練習問題>
1. 宇宙とAIの記事について、次の問いに答えてください。
(a) 記事に記された日時はいつですか。
(b) 宇宙飛行犬が宇宙を旅したのは何年とされていますか。
(c) ペットロボット犬の例として括弧内に挙げられている日本の製品は何ですか。
2. 宇宙とAIの記事を、最後の文の後から書き進めてください。

原文>
宇宙でも大国から強国へ AIとの連携をさらに強化

2018-01-30 15:14:53

 

 2018年は戌年です。イヌは人間の生活とも密接に関わってきており、ペットの代表格でもあります。また、科学技術の発展にも少なからず貢献してきています。例えば、宇宙飛行犬として人間より早く1957年に宇宙を旅するなど、今日の宇宙時代の先駆けでもあり、今や、ペットロボット犬(日本のaiboなど)として、人工知能(AI)の可能性を身近に感じさせてくれています。戌年だからというわけではありませんが、今年は、科学技術の飛躍的発展により、宇宙とAIが人類にとってぐっと身近になる年になるのではないでしょうか。

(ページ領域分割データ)
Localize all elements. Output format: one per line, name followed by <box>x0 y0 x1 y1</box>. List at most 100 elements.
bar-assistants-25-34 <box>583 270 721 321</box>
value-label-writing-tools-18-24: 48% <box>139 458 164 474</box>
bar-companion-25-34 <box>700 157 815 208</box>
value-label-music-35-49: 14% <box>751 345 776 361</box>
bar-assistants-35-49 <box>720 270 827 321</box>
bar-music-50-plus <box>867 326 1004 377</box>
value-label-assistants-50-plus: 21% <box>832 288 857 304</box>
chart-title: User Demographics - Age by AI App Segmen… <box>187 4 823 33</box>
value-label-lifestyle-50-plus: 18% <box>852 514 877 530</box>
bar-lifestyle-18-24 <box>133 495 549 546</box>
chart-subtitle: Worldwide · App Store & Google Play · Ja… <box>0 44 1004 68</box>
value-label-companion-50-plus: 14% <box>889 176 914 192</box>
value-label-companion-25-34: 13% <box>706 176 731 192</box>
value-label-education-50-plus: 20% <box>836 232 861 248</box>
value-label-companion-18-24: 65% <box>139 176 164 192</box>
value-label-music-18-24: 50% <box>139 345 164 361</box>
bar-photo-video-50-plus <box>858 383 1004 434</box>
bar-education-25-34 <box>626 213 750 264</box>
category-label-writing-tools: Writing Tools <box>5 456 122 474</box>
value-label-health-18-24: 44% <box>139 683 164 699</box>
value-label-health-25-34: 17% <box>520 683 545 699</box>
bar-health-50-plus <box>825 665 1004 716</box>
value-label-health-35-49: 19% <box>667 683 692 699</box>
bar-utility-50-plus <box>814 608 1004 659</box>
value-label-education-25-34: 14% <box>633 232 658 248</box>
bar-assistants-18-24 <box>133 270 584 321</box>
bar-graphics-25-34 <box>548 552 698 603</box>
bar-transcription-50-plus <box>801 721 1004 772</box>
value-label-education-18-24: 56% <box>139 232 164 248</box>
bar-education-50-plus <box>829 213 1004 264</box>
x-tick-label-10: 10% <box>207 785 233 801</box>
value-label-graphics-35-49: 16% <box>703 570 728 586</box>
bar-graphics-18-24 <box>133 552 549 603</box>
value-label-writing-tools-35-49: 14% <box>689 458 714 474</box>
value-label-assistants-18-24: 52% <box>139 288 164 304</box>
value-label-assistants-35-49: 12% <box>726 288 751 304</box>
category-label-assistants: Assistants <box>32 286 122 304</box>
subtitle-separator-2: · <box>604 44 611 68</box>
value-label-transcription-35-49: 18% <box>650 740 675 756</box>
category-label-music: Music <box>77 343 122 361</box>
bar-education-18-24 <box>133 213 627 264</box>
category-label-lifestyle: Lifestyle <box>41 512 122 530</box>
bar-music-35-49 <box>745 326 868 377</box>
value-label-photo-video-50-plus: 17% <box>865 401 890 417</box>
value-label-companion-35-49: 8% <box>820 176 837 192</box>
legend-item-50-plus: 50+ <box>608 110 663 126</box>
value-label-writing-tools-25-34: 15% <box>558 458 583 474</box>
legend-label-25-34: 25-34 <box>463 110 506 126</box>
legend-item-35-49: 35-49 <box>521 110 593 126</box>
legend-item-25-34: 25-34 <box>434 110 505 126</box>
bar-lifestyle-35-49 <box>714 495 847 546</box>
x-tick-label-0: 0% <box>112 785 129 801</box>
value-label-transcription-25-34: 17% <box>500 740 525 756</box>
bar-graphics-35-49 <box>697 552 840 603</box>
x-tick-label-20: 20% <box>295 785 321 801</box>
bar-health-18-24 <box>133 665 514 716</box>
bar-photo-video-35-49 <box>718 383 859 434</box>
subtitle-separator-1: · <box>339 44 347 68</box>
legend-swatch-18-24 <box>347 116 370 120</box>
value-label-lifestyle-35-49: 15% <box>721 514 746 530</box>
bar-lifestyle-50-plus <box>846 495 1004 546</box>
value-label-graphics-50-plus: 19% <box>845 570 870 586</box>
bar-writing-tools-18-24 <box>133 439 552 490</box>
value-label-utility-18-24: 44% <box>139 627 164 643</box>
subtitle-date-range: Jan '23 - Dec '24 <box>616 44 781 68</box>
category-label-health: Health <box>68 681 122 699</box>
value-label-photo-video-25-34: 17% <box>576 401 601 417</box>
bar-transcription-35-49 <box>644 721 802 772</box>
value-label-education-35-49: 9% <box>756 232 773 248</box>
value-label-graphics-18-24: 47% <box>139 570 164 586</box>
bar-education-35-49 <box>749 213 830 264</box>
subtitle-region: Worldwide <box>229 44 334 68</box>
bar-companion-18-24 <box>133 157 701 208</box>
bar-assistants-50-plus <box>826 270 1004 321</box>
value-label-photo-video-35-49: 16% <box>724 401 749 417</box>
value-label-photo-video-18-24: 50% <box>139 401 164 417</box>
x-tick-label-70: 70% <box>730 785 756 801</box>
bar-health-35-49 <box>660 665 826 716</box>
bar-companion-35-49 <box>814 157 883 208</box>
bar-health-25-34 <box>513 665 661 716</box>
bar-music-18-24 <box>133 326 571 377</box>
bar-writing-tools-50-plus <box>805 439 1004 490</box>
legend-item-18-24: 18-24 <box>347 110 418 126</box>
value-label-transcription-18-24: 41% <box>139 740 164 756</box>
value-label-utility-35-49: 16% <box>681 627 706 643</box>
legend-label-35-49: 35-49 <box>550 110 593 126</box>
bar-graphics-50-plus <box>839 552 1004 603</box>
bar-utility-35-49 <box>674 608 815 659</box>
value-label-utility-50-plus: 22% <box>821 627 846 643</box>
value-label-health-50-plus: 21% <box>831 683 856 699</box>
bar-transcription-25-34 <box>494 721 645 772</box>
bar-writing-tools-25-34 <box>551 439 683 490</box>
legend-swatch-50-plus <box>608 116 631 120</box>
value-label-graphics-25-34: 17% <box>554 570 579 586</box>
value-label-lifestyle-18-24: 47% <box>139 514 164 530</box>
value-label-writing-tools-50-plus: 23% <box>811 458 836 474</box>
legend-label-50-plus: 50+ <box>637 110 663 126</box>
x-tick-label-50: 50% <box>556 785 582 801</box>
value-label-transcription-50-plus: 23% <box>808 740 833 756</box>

設問ごとの解答>
1.
(a) 2018-01-30 15:14:53
(b) 1957年
(c) aibo

2.
 中国では、宇宙経済圏、宇宙経済といった言葉やAIを搭載した各種ロボットの活躍が頻繁にマスコミに取り上げられ話題となっています。今や、第4次産業革命期に入ったといわれますが、宇宙プロジェクトやAIの応用はその中心にあるといえるでしょう。現在、中国は「中国製造2025」や「インターネット+」などの国家プロジェクトを積極的に推進しており、世界第2位の経済規模を背景に、科学技術において世界の最前線に躍り出つつあるといっても過言ではありません。科学技術の飛躍的発展は世界と人類にどんな福音をもたらすのでしょうか。今後、宇宙事業やAI応用でプレゼンスを強める中国に、世界の目が集まるのは間違いないでしょう。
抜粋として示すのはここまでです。